• TASK TO CARRY OUT: Render the portion of the listing that runs from its first line through the line containing "legend-label: LPS+S2-HG [1083,437,1171,454]" as a numbered list, omitting any blank lines.

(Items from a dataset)
....

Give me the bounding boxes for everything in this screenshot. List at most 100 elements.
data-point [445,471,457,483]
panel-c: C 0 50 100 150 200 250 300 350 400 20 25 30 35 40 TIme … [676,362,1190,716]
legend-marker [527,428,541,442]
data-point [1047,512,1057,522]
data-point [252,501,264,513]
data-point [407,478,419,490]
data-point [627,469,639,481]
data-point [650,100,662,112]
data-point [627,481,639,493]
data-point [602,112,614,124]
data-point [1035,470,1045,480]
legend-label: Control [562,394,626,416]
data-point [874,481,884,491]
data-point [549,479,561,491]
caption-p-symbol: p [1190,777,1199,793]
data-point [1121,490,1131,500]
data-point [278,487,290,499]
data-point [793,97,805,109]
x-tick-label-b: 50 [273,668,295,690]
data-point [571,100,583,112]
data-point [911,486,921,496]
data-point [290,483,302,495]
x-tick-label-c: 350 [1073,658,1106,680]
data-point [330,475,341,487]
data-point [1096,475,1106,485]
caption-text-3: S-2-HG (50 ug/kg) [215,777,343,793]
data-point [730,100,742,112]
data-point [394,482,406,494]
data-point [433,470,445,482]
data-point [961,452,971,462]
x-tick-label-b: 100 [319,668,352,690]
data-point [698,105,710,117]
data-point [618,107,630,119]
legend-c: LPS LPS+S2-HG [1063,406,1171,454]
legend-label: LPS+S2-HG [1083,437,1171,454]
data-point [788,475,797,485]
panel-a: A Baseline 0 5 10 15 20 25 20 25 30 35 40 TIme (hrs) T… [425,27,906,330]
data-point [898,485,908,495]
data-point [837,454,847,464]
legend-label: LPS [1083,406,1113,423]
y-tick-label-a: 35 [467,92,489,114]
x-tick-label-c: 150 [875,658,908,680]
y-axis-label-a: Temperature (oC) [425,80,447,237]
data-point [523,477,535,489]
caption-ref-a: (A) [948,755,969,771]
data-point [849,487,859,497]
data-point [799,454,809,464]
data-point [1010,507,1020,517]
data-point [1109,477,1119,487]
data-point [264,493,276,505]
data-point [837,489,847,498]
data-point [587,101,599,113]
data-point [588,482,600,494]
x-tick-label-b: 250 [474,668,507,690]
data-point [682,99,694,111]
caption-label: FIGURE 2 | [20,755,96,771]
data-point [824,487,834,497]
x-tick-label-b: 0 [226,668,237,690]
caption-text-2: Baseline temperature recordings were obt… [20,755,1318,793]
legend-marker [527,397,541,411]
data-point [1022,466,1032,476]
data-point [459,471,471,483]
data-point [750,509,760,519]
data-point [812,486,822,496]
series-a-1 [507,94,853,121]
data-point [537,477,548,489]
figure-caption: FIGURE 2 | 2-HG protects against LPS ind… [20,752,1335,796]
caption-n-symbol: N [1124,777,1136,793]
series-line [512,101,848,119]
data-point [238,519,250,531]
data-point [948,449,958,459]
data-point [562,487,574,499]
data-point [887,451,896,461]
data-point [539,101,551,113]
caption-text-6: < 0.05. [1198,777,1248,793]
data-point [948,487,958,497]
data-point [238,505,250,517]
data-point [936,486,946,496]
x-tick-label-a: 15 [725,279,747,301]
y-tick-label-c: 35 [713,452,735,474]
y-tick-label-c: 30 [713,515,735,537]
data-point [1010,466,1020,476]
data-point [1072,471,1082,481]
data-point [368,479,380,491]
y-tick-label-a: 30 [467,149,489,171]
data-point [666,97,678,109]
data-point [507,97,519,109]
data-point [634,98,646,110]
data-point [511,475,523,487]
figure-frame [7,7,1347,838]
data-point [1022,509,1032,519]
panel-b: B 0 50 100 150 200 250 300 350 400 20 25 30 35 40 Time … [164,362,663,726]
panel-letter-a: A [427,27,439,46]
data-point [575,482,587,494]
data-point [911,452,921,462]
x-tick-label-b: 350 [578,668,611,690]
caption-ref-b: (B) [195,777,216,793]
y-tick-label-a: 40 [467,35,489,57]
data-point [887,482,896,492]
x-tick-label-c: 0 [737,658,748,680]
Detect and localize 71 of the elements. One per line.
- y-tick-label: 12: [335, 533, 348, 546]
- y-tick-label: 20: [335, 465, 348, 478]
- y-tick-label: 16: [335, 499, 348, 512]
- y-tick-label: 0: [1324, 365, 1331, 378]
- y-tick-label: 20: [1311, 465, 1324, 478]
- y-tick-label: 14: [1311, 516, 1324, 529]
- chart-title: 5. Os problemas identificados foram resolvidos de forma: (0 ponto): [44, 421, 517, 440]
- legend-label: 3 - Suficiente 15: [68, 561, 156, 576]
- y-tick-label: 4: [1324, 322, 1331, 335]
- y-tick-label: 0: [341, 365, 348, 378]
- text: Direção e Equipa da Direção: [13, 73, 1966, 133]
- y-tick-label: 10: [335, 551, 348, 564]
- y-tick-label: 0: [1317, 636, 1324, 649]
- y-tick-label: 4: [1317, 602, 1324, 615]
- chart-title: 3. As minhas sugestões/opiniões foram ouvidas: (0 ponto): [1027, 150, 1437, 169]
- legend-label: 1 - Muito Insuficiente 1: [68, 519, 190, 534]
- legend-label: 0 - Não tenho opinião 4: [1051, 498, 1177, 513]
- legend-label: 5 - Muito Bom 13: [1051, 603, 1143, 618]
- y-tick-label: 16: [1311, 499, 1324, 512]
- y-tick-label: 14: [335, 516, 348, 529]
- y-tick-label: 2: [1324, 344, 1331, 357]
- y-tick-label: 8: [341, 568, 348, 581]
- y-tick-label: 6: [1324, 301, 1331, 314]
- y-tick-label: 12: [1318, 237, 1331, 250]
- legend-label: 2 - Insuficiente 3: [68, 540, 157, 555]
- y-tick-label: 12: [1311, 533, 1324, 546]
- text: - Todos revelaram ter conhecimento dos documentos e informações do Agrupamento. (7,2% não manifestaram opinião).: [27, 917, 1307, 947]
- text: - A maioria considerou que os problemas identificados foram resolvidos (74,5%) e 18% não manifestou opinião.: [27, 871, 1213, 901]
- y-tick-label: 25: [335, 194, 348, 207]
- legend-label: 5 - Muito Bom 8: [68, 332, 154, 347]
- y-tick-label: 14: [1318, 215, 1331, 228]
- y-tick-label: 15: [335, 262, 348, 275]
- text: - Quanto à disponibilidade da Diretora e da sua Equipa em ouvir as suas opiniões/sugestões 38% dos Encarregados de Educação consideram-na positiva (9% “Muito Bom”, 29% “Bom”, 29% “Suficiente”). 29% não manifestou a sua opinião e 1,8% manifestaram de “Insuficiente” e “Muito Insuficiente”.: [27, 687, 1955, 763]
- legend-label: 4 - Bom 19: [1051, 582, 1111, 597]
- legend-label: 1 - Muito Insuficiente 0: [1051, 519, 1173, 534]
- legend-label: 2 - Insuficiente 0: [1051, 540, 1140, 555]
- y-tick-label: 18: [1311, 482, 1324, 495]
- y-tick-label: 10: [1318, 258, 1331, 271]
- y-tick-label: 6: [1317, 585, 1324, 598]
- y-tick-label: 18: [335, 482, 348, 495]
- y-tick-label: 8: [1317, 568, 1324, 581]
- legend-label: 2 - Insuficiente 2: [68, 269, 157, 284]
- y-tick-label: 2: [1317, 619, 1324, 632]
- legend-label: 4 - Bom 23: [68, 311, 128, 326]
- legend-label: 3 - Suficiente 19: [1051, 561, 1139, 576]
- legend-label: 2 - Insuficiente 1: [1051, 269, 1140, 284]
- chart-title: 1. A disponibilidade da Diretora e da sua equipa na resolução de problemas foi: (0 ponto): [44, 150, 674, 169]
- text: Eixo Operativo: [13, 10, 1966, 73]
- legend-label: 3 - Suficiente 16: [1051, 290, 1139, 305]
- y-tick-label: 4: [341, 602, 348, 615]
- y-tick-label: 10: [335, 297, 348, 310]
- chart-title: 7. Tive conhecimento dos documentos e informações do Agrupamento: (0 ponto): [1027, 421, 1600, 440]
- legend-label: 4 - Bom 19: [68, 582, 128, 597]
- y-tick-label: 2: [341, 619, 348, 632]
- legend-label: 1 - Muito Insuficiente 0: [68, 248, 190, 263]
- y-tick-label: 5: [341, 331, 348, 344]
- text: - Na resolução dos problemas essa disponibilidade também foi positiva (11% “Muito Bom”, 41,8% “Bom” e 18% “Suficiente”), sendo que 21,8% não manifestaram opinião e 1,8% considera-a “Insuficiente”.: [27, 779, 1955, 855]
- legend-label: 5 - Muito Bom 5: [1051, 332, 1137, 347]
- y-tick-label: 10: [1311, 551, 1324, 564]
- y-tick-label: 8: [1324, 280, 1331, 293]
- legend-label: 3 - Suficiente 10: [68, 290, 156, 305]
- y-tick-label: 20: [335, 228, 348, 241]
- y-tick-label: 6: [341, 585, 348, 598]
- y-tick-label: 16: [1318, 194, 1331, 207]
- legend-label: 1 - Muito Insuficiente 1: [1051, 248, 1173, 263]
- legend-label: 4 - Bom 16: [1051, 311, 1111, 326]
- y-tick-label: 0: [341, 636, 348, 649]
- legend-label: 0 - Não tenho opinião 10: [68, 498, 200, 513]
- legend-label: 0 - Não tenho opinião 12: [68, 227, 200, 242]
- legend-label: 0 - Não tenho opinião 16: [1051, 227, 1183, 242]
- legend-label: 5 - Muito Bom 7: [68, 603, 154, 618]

....

• ANSWER TO THIS TASK:
1. Give me the bounding boxes for everything in this screenshot. List at most 100 elements.
2. data-point [445,471,457,483]
3. panel-c: C 0 50 100 150 200 250 300 350 400 20 25 30 35 40 TIme … [676,362,1190,716]
4. legend-marker [527,428,541,442]
5. data-point [1047,512,1057,522]
6. data-point [252,501,264,513]
7. data-point [407,478,419,490]
8. data-point [627,469,639,481]
9. data-point [650,100,662,112]
10. data-point [627,481,639,493]
11. data-point [602,112,614,124]
12. data-point [1035,470,1045,480]
13. legend-label: Control [562,394,626,416]
14. data-point [874,481,884,491]
15. data-point [549,479,561,491]
16. caption-p-symbol: p [1190,777,1199,793]
17. data-point [1121,490,1131,500]
18. data-point [278,487,290,499]
19. data-point [793,97,805,109]
20. x-tick-label-b: 50 [273,668,295,690]
21. data-point [571,100,583,112]
22. data-point [911,486,921,496]
23. data-point [290,483,302,495]
24. x-tick-label-c: 350 [1073,658,1106,680]
25. data-point [330,475,341,487]
26. data-point [1096,475,1106,485]
27. caption-text-3: S-2-HG (50 ug/kg) [215,777,343,793]
28. data-point [730,100,742,112]
29. data-point [394,482,406,494]
30. data-point [433,470,445,482]
31. data-point [961,452,971,462]
32. x-tick-label-b: 100 [319,668,352,690]
33. data-point [698,105,710,117]
34. data-point [618,107,630,119]
35. legend-c: LPS LPS+S2-HG [1063,406,1171,454]
36. legend-label: LPS+S2-HG [1083,437,1171,454]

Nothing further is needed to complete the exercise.